- _ROWS_

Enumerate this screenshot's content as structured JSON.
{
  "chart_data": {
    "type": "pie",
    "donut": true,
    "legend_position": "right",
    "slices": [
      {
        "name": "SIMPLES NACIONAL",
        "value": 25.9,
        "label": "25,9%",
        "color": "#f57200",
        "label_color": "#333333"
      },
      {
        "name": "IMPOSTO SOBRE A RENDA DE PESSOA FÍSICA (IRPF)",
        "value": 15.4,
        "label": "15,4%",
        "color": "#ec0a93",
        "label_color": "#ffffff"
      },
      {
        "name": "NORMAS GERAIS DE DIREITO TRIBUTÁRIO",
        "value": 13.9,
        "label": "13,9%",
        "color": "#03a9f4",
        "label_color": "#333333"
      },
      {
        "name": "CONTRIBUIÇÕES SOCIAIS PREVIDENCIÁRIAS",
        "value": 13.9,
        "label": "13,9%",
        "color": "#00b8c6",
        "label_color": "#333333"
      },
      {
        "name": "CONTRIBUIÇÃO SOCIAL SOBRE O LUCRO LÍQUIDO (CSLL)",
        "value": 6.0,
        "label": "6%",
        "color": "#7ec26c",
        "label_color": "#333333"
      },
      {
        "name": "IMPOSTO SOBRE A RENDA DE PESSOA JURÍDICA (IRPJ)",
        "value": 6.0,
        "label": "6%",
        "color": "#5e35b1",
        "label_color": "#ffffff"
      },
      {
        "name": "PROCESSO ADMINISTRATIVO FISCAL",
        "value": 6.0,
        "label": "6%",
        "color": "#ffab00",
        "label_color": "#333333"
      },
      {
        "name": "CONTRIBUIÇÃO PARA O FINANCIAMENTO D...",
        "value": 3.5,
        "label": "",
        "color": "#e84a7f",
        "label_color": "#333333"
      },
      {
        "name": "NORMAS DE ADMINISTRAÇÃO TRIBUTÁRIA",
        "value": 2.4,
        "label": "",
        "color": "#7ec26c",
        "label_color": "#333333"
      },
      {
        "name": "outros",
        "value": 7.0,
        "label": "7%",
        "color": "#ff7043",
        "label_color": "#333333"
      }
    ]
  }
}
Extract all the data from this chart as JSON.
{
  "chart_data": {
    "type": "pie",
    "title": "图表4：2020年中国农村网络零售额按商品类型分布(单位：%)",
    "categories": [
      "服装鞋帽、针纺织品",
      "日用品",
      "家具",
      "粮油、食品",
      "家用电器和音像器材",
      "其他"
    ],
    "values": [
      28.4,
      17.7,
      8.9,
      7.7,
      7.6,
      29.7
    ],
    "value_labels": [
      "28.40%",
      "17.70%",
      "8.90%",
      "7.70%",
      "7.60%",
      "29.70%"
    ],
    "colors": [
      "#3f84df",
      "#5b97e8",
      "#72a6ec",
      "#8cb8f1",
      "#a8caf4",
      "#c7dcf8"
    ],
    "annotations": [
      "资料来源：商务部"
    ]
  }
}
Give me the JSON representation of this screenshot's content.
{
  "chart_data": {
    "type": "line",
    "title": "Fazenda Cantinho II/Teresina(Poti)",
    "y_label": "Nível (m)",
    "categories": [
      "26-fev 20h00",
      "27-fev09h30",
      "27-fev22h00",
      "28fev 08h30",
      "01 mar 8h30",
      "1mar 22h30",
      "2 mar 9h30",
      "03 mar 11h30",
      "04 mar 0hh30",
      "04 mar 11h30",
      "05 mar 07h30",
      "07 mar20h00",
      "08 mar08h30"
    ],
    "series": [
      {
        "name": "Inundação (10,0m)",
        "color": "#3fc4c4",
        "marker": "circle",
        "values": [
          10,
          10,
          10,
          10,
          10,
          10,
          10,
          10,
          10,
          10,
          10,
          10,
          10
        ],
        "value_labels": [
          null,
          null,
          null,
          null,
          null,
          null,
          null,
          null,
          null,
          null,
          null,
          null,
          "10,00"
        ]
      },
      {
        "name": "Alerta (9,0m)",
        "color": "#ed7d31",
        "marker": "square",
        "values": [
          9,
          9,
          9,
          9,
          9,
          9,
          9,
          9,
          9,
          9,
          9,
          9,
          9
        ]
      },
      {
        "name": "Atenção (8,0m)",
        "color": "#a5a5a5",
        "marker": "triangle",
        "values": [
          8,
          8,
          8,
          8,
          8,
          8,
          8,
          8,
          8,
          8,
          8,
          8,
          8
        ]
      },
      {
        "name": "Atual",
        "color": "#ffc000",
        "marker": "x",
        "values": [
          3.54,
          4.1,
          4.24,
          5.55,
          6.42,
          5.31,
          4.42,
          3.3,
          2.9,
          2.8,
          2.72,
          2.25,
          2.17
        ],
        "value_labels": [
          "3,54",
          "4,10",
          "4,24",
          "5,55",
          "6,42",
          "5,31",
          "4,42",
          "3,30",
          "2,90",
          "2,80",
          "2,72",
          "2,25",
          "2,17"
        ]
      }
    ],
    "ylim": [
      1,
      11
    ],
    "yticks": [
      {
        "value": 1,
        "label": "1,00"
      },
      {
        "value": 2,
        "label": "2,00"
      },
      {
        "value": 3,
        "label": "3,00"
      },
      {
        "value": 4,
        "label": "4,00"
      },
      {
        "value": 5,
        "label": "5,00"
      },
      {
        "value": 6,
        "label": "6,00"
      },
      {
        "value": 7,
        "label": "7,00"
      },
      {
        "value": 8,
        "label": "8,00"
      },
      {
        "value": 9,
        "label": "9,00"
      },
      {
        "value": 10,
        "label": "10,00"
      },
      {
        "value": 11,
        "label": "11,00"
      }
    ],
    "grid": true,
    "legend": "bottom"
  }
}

- _TO DO_
Repeat the data above exactly.

- _TASK RESULT_
Enumerate this screenshot's content as structured JSON.
{
  "chart_data": {
    "type": "pie",
    "donut": true,
    "legend_position": "right",
    "slices": [
      {
        "name": "SIMPLES NACIONAL",
        "value": 25.9,
        "label": "25,9%",
        "color": "#f57200",
        "label_color": "#333333"
      },
      {
        "name": "IMPOSTO SOBRE A RENDA DE PESSOA FÍSICA (IRPF)",
        "value": 15.4,
        "label": "15,4%",
        "color": "#ec0a93",
        "label_color": "#ffffff"
      },
      {
        "name": "NORMAS GERAIS DE DIREITO TRIBUTÁRIO",
        "value": 13.9,
        "label": "13,9%",
        "color": "#03a9f4",
        "label_color": "#333333"
      },
      {
        "name": "CONTRIBUIÇÕES SOCIAIS PREVIDENCIÁRIAS",
        "value": 13.9,
        "label": "13,9%",
        "color": "#00b8c6",
        "label_color": "#333333"
      },
      {
        "name": "CONTRIBUIÇÃO SOCIAL SOBRE O LUCRO LÍQUIDO (CSLL)",
        "value": 6.0,
        "label": "6%",
        "color": "#7ec26c",
        "label_color": "#333333"
      },
      {
        "name": "IMPOSTO SOBRE A RENDA DE PESSOA JURÍDICA (IRPJ)",
        "value": 6.0,
        "label": "6%",
        "color": "#5e35b1",
        "label_color": "#ffffff"
      },
      {
        "name": "PROCESSO ADMINISTRATIVO FISCAL",
        "value": 6.0,
        "label": "6%",
        "color": "#ffab00",
        "label_color": "#333333"
      },
      {
        "name": "CONTRIBUIÇÃO PARA O FINANCIAMENTO D...",
        "value": 3.5,
        "label": "",
        "color": "#e84a7f",
        "label_color": "#333333"
      },
      {
        "name": "NORMAS DE ADMINISTRAÇÃO TRIBUTÁRIA",
        "value": 2.4,
        "label": "",
        "color": "#7ec26c",
        "label_color": "#333333"
      },
      {
        "name": "outros",
        "value": 7.0,
        "label": "7%",
        "color": "#ff7043",
        "label_color": "#333333"
      }
    ]
  }
}
Extract all the data from this chart as JSON.
{
  "chart_data": {
    "type": "pie",
    "title": "图表4：2020年中国农村网络零售额按商品类型分布(单位：%)",
    "categories": [
      "服装鞋帽、针纺织品",
      "日用品",
      "家具",
      "粮油、食品",
      "家用电器和音像器材",
      "其他"
    ],
    "values": [
      28.4,
      17.7,
      8.9,
      7.7,
      7.6,
      29.7
    ],
    "value_labels": [
      "28.40%",
      "17.70%",
      "8.90%",
      "7.70%",
      "7.60%",
      "29.70%"
    ],
    "colors": [
      "#3f84df",
      "#5b97e8",
      "#72a6ec",
      "#8cb8f1",
      "#a8caf4",
      "#c7dcf8"
    ],
    "annotations": [
      "资料来源：商务部"
    ]
  }
}
Give me the JSON representation of this screenshot's content.
{
  "chart_data": {
    "type": "line",
    "title": "Fazenda Cantinho II/Teresina(Poti)",
    "y_label": "Nível (m)",
    "categories": [
      "26-fev 20h00",
      "27-fev09h30",
      "27-fev22h00",
      "28fev 08h30",
      "01 mar 8h30",
      "1mar 22h30",
      "2 mar 9h30",
      "03 mar 11h30",
      "04 mar 0hh30",
      "04 mar 11h30",
      "05 mar 07h30",
      "07 mar20h00",
      "08 mar08h30"
    ],
    "series": [
      {
        "name": "Inundação (10,0m)",
        "color": "#3fc4c4",
        "marker": "circle",
        "values": [
          10,
          10,
          10,
          10,
          10,
          10,
          10,
          10,
          10,
          10,
          10,
          10,
          10
        ],
        "value_labels": [
          null,
          null,
          null,
          null,
          null,
          null,
          null,
          null,
          null,
          null,
          null,
          null,
          "10,00"
        ]
      },
      {
        "name": "Alerta (9,0m)",
        "color": "#ed7d31",
        "marker": "square",
        "values": [
          9,
          9,
          9,
          9,
          9,
          9,
          9,
          9,
          9,
          9,
          9,
          9,
          9
        ]
      },
      {
        "name": "Atenção (8,0m)",
        "color": "#a5a5a5",
        "marker": "triangle",
        "values": [
          8,
          8,
          8,
          8,
          8,
          8,
          8,
          8,
          8,
          8,
          8,
          8,
          8
        ]
      },
      {
        "name": "Atual",
        "color": "#ffc000",
        "marker": "x",
        "values": [
          3.54,
          4.1,
          4.24,
          5.55,
          6.42,
          5.31,
          4.42,
          3.3,
          2.9,
          2.8,
          2.72,
          2.25,
          2.17
        ],
        "value_labels": [
          "3,54",
          "4,10",
          "4,24",
          "5,55",
          "6,42",
          "5,31",
          "4,42",
          "3,30",
          "2,90",
          "2,80",
          "2,72",
          "2,25",
          "2,17"
        ]
      }
    ],
    "ylim": [
      1,
      11
    ],
    "yticks": [
      {
        "value": 1,
        "label": "1,00"
      },
      {
        "value": 2,
        "label": "2,00"
      },
      {
        "value": 3,
        "label": "3,00"
      },
      {
        "value": 4,
        "label": "4,00"
      },
      {
        "value": 5,
        "label": "5,00"
      },
      {
        "value": 6,
        "label": "6,00"
      },
      {
        "value": 7,
        "label": "7,00"
      },
      {
        "value": 8,
        "label": "8,00"
      },
      {
        "value": 9,
        "label": "9,00"
      },
      {
        "value": 10,
        "label": "10,00"
      },
      {
        "value": 11,
        "label": "11,00"
      }
    ],
    "grid": true,
    "legend": "bottom"
  }
}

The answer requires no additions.